▶ _STATED GOAL_: Every line below that mentions the word "watt" should be copied out.

──────── RAW DATA ────────

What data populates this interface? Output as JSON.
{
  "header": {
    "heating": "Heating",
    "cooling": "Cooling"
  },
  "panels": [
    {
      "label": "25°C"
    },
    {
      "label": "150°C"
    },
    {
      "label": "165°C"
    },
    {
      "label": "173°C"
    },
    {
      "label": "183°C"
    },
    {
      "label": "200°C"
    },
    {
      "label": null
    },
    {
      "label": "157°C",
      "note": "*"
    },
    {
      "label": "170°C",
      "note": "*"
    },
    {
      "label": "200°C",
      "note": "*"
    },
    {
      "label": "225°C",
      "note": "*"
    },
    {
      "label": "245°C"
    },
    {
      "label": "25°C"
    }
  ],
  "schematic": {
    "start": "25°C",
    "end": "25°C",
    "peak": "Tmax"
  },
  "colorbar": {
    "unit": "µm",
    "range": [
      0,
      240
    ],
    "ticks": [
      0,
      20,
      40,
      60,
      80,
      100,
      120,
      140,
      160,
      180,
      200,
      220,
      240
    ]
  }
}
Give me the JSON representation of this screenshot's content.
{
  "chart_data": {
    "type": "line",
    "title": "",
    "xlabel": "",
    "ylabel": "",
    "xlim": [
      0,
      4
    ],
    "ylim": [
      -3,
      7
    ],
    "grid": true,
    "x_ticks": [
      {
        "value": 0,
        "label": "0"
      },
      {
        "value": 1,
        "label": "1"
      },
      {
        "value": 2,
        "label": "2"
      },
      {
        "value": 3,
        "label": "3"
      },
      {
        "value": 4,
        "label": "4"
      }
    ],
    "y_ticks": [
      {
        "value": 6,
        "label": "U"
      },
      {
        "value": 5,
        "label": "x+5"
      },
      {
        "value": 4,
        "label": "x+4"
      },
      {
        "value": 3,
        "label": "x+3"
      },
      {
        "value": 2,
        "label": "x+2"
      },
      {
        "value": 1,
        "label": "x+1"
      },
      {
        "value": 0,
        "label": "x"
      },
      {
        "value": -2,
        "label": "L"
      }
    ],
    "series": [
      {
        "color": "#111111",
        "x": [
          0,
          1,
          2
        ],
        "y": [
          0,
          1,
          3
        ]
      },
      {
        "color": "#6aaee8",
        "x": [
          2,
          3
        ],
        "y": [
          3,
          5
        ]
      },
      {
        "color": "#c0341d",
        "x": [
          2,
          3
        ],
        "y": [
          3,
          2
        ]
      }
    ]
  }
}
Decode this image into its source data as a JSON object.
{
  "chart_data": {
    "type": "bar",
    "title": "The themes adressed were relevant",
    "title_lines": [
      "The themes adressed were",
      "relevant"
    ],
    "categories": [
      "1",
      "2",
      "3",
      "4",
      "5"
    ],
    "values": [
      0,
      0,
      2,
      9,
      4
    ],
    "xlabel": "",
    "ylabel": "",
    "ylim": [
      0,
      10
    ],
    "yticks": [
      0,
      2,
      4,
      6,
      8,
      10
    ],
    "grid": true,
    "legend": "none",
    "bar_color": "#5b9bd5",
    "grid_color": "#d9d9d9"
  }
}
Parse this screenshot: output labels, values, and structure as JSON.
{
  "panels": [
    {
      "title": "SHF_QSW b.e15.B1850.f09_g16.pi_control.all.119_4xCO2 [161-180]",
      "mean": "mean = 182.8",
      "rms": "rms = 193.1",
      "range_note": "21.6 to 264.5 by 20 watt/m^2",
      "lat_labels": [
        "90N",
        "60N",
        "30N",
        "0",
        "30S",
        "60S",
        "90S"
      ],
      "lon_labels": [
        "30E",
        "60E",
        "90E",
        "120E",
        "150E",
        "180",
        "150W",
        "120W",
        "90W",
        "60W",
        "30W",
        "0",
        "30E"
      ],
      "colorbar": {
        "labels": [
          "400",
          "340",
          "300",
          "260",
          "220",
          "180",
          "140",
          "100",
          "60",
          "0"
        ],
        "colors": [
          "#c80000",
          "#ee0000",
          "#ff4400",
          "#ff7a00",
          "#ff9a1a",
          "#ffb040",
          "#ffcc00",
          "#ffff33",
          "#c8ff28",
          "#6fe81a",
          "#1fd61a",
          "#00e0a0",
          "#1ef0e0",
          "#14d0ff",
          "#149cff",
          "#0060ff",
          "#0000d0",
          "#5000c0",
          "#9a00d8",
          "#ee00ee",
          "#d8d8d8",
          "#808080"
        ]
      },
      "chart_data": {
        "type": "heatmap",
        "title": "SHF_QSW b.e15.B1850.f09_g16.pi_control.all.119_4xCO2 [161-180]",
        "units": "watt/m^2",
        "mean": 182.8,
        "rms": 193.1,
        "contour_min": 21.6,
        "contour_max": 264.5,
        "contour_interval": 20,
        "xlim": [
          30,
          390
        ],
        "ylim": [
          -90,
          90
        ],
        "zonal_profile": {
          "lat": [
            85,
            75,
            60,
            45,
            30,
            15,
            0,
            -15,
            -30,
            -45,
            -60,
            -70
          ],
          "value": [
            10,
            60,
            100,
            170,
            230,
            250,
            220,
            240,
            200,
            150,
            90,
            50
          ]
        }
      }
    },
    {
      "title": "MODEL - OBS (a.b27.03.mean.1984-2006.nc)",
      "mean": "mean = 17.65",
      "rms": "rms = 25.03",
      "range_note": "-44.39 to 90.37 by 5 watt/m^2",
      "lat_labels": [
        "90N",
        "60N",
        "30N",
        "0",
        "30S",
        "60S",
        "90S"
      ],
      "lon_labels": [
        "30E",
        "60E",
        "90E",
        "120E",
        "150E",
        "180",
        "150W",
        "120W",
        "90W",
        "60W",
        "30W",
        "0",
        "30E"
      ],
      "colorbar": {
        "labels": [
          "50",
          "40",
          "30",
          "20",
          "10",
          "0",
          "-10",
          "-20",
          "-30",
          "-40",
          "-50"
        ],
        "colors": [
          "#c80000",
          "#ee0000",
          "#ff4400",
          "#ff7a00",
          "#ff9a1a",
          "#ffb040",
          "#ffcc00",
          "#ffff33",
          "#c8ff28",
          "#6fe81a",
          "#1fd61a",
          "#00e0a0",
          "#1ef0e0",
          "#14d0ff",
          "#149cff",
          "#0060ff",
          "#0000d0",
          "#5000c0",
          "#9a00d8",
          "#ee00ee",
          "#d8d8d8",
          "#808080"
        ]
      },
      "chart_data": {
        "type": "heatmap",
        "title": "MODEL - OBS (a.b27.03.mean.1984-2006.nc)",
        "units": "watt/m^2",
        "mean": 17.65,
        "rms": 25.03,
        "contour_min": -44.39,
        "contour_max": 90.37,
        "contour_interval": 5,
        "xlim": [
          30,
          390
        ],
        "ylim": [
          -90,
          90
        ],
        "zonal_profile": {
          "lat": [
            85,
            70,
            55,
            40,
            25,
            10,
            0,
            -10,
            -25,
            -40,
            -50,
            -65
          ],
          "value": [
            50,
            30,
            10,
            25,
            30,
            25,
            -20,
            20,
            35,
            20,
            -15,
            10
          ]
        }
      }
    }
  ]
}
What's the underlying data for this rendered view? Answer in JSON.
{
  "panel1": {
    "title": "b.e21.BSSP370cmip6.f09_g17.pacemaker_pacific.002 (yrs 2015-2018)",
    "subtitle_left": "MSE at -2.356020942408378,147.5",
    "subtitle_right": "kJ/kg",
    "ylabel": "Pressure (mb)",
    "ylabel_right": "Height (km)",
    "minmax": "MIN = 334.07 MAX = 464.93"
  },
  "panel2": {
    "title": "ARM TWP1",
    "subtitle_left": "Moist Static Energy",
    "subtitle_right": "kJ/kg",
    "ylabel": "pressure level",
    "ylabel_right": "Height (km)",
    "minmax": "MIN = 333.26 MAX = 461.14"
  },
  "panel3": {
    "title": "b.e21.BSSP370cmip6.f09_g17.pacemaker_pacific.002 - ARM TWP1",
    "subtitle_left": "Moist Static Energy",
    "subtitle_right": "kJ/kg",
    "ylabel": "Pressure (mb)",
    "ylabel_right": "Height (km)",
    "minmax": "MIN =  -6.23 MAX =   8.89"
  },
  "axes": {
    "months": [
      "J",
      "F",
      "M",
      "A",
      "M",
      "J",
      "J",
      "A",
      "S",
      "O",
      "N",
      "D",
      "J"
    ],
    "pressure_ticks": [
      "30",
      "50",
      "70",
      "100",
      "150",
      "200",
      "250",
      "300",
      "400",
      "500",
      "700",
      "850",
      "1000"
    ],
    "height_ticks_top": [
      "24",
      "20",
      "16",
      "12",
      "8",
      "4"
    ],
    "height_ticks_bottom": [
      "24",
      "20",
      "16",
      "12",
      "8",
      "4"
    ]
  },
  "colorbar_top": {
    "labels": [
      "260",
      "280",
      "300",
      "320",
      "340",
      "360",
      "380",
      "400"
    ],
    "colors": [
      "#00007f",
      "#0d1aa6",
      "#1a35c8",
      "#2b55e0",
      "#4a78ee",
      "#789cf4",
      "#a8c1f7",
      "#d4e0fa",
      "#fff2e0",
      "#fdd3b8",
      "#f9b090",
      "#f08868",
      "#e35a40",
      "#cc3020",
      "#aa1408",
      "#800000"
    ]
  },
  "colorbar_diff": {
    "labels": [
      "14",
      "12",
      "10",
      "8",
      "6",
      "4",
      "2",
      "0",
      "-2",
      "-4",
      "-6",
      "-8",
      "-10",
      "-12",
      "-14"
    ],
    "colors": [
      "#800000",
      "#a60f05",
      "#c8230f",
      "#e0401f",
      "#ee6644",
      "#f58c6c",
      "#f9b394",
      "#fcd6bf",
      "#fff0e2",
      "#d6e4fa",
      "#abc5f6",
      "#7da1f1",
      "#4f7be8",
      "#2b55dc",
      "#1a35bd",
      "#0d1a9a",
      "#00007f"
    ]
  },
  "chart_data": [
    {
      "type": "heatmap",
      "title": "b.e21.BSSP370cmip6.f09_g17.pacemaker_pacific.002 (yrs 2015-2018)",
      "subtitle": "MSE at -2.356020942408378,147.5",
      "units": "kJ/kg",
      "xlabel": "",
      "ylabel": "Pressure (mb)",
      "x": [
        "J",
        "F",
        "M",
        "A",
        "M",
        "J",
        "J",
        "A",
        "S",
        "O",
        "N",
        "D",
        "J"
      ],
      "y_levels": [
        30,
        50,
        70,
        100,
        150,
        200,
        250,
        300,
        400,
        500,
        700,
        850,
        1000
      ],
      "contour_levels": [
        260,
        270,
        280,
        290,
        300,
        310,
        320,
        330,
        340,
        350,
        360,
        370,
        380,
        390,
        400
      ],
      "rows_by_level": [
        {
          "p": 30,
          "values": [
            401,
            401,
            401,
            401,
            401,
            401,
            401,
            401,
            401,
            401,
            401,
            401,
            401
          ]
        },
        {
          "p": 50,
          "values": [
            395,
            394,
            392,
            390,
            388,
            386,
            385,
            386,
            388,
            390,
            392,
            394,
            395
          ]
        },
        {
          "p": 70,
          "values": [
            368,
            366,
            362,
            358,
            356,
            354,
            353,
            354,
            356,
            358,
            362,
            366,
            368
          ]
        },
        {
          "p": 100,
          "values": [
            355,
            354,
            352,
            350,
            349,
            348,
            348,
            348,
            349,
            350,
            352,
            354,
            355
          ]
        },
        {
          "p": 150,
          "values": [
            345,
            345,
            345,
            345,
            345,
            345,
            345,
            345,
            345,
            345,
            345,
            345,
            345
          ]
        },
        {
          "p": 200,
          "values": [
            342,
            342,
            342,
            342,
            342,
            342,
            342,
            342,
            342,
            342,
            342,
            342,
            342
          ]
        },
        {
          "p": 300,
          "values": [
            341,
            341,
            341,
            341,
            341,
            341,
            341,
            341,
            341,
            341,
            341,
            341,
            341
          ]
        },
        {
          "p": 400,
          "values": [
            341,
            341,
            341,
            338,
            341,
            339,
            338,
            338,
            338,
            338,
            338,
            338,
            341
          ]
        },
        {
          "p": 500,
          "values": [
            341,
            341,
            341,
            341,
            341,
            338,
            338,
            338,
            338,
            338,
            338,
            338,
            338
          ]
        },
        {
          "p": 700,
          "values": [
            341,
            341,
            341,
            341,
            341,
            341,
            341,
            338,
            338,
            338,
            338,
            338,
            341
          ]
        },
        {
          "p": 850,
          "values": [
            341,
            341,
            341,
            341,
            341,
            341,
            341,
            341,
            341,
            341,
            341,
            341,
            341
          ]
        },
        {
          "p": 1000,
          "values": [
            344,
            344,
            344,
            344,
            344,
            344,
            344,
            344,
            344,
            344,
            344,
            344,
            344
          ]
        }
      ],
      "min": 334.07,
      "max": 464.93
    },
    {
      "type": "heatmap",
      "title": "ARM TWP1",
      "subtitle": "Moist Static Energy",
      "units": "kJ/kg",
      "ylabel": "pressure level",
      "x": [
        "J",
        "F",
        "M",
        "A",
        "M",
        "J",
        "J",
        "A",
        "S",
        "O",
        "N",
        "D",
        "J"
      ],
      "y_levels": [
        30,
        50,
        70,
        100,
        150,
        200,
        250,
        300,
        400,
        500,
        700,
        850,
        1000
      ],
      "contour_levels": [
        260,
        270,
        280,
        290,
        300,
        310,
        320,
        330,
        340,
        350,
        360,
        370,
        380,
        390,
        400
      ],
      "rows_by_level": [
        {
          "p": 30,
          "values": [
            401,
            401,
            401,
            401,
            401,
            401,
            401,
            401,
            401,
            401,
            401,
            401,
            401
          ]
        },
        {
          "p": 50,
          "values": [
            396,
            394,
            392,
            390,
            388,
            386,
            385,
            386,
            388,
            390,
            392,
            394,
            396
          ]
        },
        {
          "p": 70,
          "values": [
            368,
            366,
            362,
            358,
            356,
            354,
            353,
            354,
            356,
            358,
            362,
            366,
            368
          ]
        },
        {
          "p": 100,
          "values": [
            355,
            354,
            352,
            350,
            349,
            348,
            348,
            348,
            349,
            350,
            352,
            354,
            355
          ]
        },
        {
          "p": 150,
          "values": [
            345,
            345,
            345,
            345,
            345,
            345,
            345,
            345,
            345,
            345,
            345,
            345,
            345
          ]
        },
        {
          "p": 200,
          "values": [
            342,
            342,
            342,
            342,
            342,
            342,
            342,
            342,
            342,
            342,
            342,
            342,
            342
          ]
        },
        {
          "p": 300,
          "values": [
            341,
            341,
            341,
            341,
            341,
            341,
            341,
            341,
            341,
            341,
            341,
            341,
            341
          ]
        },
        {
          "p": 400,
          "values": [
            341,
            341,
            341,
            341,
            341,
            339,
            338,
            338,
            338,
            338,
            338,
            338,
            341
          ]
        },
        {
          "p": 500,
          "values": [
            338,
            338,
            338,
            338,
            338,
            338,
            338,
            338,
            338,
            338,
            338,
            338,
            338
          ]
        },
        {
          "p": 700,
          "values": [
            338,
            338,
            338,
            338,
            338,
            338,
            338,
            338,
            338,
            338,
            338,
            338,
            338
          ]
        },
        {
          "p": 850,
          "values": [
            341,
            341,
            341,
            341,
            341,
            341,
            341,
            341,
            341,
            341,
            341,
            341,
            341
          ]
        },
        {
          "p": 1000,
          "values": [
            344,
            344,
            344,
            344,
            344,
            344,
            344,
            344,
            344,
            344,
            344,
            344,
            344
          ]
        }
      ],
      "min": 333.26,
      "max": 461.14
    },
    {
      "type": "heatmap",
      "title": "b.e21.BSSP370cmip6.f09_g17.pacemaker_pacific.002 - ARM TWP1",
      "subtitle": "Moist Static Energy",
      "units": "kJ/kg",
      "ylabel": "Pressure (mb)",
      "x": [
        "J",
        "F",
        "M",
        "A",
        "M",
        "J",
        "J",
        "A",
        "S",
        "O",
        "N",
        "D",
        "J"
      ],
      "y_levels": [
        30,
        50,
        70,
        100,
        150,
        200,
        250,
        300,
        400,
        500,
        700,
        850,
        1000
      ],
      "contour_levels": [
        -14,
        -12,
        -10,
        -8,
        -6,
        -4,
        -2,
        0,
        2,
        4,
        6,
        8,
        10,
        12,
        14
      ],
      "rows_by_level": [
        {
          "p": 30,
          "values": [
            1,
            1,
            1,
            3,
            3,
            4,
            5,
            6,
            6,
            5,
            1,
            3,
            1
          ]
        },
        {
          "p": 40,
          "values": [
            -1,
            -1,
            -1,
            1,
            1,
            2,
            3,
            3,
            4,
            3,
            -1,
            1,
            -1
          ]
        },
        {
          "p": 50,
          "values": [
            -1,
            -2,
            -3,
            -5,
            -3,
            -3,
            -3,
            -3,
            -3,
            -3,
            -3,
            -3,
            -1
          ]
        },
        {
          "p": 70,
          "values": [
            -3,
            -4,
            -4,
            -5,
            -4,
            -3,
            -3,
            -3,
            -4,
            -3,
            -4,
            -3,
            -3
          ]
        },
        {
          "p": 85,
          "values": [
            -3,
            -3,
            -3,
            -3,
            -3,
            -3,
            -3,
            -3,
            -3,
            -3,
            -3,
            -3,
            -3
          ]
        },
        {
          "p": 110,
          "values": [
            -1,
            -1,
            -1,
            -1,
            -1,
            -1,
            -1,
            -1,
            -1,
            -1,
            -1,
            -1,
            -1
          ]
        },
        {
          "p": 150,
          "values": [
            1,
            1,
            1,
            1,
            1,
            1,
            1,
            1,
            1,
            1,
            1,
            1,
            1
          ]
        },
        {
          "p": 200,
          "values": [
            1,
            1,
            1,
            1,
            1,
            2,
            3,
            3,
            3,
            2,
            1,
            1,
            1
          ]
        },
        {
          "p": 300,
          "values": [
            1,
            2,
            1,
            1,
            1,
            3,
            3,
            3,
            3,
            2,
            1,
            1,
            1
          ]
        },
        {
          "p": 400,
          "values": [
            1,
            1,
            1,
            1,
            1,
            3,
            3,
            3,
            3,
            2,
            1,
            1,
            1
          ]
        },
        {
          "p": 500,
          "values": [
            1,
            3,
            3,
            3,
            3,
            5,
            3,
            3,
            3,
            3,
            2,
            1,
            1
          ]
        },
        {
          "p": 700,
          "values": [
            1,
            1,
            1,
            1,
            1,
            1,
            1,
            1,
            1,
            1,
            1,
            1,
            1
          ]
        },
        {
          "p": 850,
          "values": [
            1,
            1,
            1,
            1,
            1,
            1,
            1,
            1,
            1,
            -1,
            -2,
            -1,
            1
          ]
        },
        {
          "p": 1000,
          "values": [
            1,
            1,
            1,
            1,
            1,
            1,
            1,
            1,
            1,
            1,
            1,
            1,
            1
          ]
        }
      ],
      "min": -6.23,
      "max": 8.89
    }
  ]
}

────────

▶ _WRITTEN SOLUTION_:
      "range_note": "21.6 to 264.5 by 20 watt/m^2",
        "units": "watt/m^2",
      "range_note": "-44.39 to 90.37 by 5 watt/m^2",
        "units": "watt/m^2",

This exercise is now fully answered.